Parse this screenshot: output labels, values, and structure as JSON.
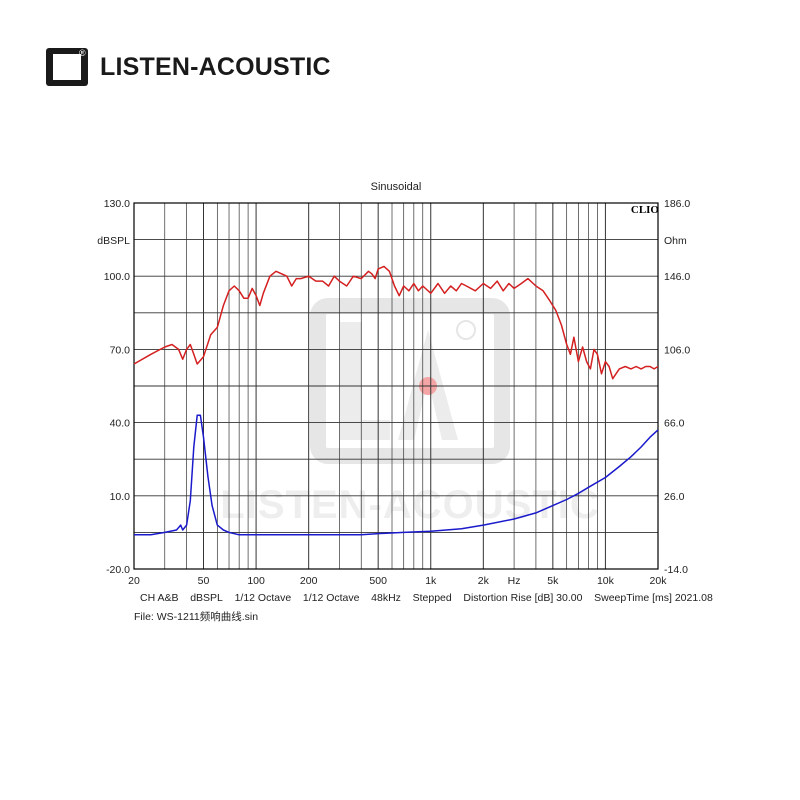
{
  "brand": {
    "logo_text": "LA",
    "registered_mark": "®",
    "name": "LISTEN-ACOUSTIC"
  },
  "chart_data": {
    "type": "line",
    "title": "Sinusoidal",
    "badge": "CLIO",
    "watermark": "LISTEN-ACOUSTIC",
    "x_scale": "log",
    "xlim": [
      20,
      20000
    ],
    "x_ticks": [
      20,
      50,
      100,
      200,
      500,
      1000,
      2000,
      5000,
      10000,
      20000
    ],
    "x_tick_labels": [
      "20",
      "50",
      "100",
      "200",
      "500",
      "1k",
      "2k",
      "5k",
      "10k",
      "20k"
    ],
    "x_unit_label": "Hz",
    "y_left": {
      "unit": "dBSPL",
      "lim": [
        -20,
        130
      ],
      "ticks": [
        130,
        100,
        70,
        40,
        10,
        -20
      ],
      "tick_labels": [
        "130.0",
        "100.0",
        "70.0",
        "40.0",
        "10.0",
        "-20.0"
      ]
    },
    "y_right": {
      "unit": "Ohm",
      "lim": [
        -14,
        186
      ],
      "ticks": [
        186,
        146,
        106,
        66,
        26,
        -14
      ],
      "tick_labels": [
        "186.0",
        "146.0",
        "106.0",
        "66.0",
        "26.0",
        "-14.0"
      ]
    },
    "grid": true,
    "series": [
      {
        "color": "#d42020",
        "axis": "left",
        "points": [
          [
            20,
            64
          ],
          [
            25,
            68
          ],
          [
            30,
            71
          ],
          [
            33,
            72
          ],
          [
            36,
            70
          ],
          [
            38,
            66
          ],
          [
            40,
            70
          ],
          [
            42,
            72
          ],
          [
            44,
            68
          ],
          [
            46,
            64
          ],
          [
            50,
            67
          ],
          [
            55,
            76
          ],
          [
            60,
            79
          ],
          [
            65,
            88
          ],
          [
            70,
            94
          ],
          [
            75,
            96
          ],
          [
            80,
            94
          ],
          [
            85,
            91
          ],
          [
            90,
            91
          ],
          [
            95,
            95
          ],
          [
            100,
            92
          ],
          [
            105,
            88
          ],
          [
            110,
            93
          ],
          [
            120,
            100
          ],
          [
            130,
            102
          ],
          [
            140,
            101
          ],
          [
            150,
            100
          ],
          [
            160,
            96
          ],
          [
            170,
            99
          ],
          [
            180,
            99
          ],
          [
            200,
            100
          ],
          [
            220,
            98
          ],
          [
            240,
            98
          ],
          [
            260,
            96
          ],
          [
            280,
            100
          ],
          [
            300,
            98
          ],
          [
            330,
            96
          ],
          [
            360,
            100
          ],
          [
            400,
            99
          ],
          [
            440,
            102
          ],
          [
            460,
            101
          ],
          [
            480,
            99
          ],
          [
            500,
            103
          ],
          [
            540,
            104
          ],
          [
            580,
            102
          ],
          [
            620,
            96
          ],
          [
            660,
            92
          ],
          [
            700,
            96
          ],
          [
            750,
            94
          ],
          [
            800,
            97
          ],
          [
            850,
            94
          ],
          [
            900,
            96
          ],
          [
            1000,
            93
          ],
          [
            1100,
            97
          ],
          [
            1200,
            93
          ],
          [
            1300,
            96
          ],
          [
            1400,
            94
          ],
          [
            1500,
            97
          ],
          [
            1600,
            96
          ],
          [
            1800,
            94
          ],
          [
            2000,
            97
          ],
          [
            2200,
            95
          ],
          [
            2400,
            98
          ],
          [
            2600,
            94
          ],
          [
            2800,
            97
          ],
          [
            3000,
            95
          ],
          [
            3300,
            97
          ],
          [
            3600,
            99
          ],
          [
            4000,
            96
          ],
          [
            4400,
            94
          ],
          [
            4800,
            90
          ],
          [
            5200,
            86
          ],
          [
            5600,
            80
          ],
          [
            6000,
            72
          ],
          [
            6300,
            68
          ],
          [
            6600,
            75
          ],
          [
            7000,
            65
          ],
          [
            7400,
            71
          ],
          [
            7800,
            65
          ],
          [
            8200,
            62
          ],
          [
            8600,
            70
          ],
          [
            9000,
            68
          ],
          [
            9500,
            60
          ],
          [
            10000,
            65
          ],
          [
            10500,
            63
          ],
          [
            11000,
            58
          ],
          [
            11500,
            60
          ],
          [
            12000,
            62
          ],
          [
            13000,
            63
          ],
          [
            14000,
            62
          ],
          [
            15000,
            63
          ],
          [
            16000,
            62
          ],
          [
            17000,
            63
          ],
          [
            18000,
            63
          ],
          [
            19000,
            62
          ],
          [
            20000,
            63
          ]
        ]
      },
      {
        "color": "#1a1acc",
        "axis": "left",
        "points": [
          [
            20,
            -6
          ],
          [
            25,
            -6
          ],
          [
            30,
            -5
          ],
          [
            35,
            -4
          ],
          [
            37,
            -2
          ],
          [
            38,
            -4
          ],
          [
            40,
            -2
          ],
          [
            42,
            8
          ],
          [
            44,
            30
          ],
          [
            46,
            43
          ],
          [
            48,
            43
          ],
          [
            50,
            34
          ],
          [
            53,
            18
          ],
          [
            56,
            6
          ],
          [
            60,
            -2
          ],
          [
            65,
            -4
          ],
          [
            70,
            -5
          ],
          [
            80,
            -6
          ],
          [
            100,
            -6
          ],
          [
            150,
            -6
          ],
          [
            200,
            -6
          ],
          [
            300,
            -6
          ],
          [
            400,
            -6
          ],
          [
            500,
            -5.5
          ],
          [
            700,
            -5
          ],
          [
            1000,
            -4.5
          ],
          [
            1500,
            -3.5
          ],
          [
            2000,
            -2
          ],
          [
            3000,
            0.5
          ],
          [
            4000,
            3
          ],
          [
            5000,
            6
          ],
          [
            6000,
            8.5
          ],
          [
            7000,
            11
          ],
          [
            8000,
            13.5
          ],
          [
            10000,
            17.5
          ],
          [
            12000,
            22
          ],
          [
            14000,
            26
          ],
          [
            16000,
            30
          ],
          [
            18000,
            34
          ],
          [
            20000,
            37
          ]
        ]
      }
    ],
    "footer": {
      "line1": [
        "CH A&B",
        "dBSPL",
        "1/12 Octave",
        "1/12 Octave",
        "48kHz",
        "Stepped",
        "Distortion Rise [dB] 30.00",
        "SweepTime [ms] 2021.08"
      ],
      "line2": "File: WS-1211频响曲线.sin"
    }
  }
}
----
▶ _YOUR INSTRUCTIONS_
Reproduce the entries above exactly. Do not include the images.

▶ _RESPONSE TO THIS EXERCISE_
Parse this screenshot: output labels, values, and structure as JSON.
{
  "brand": {
    "logo_text": "LA",
    "registered_mark": "®",
    "name": "LISTEN-ACOUSTIC"
  },
  "chart_data": {
    "type": "line",
    "title": "Sinusoidal",
    "badge": "CLIO",
    "watermark": "LISTEN-ACOUSTIC",
    "x_scale": "log",
    "xlim": [
      20,
      20000
    ],
    "x_ticks": [
      20,
      50,
      100,
      200,
      500,
      1000,
      2000,
      5000,
      10000,
      20000
    ],
    "x_tick_labels": [
      "20",
      "50",
      "100",
      "200",
      "500",
      "1k",
      "2k",
      "5k",
      "10k",
      "20k"
    ],
    "x_unit_label": "Hz",
    "y_left": {
      "unit": "dBSPL",
      "lim": [
        -20,
        130
      ],
      "ticks": [
        130,
        100,
        70,
        40,
        10,
        -20
      ],
      "tick_labels": [
        "130.0",
        "100.0",
        "70.0",
        "40.0",
        "10.0",
        "-20.0"
      ]
    },
    "y_right": {
      "unit": "Ohm",
      "lim": [
        -14,
        186
      ],
      "ticks": [
        186,
        146,
        106,
        66,
        26,
        -14
      ],
      "tick_labels": [
        "186.0",
        "146.0",
        "106.0",
        "66.0",
        "26.0",
        "-14.0"
      ]
    },
    "grid": true,
    "series": [
      {
        "color": "#d42020",
        "axis": "left",
        "points": [
          [
            20,
            64
          ],
          [
            25,
            68
          ],
          [
            30,
            71
          ],
          [
            33,
            72
          ],
          [
            36,
            70
          ],
          [
            38,
            66
          ],
          [
            40,
            70
          ],
          [
            42,
            72
          ],
          [
            44,
            68
          ],
          [
            46,
            64
          ],
          [
            50,
            67
          ],
          [
            55,
            76
          ],
          [
            60,
            79
          ],
          [
            65,
            88
          ],
          [
            70,
            94
          ],
          [
            75,
            96
          ],
          [
            80,
            94
          ],
          [
            85,
            91
          ],
          [
            90,
            91
          ],
          [
            95,
            95
          ],
          [
            100,
            92
          ],
          [
            105,
            88
          ],
          [
            110,
            93
          ],
          [
            120,
            100
          ],
          [
            130,
            102
          ],
          [
            140,
            101
          ],
          [
            150,
            100
          ],
          [
            160,
            96
          ],
          [
            170,
            99
          ],
          [
            180,
            99
          ],
          [
            200,
            100
          ],
          [
            220,
            98
          ],
          [
            240,
            98
          ],
          [
            260,
            96
          ],
          [
            280,
            100
          ],
          [
            300,
            98
          ],
          [
            330,
            96
          ],
          [
            360,
            100
          ],
          [
            400,
            99
          ],
          [
            440,
            102
          ],
          [
            460,
            101
          ],
          [
            480,
            99
          ],
          [
            500,
            103
          ],
          [
            540,
            104
          ],
          [
            580,
            102
          ],
          [
            620,
            96
          ],
          [
            660,
            92
          ],
          [
            700,
            96
          ],
          [
            750,
            94
          ],
          [
            800,
            97
          ],
          [
            850,
            94
          ],
          [
            900,
            96
          ],
          [
            1000,
            93
          ],
          [
            1100,
            97
          ],
          [
            1200,
            93
          ],
          [
            1300,
            96
          ],
          [
            1400,
            94
          ],
          [
            1500,
            97
          ],
          [
            1600,
            96
          ],
          [
            1800,
            94
          ],
          [
            2000,
            97
          ],
          [
            2200,
            95
          ],
          [
            2400,
            98
          ],
          [
            2600,
            94
          ],
          [
            2800,
            97
          ],
          [
            3000,
            95
          ],
          [
            3300,
            97
          ],
          [
            3600,
            99
          ],
          [
            4000,
            96
          ],
          [
            4400,
            94
          ],
          [
            4800,
            90
          ],
          [
            5200,
            86
          ],
          [
            5600,
            80
          ],
          [
            6000,
            72
          ],
          [
            6300,
            68
          ],
          [
            6600,
            75
          ],
          [
            7000,
            65
          ],
          [
            7400,
            71
          ],
          [
            7800,
            65
          ],
          [
            8200,
            62
          ],
          [
            8600,
            70
          ],
          [
            9000,
            68
          ],
          [
            9500,
            60
          ],
          [
            10000,
            65
          ],
          [
            10500,
            63
          ],
          [
            11000,
            58
          ],
          [
            11500,
            60
          ],
          [
            12000,
            62
          ],
          [
            13000,
            63
          ],
          [
            14000,
            62
          ],
          [
            15000,
            63
          ],
          [
            16000,
            62
          ],
          [
            17000,
            63
          ],
          [
            18000,
            63
          ],
          [
            19000,
            62
          ],
          [
            20000,
            63
          ]
        ]
      },
      {
        "color": "#1a1acc",
        "axis": "left",
        "points": [
          [
            20,
            -6
          ],
          [
            25,
            -6
          ],
          [
            30,
            -5
          ],
          [
            35,
            -4
          ],
          [
            37,
            -2
          ],
          [
            38,
            -4
          ],
          [
            40,
            -2
          ],
          [
            42,
            8
          ],
          [
            44,
            30
          ],
          [
            46,
            43
          ],
          [
            48,
            43
          ],
          [
            50,
            34
          ],
          [
            53,
            18
          ],
          [
            56,
            6
          ],
          [
            60,
            -2
          ],
          [
            65,
            -4
          ],
          [
            70,
            -5
          ],
          [
            80,
            -6
          ],
          [
            100,
            -6
          ],
          [
            150,
            -6
          ],
          [
            200,
            -6
          ],
          [
            300,
            -6
          ],
          [
            400,
            -6
          ],
          [
            500,
            -5.5
          ],
          [
            700,
            -5
          ],
          [
            1000,
            -4.5
          ],
          [
            1500,
            -3.5
          ],
          [
            2000,
            -2
          ],
          [
            3000,
            0.5
          ],
          [
            4000,
            3
          ],
          [
            5000,
            6
          ],
          [
            6000,
            8.5
          ],
          [
            7000,
            11
          ],
          [
            8000,
            13.5
          ],
          [
            10000,
            17.5
          ],
          [
            12000,
            22
          ],
          [
            14000,
            26
          ],
          [
            16000,
            30
          ],
          [
            18000,
            34
          ],
          [
            20000,
            37
          ]
        ]
      }
    ],
    "footer": {
      "line1": [
        "CH A&B",
        "dBSPL",
        "1/12 Octave",
        "1/12 Octave",
        "48kHz",
        "Stepped",
        "Distortion Rise [dB] 30.00",
        "SweepTime [ms] 2021.08"
      ],
      "line2": "File: WS-1211频响曲线.sin"
    }
  }
}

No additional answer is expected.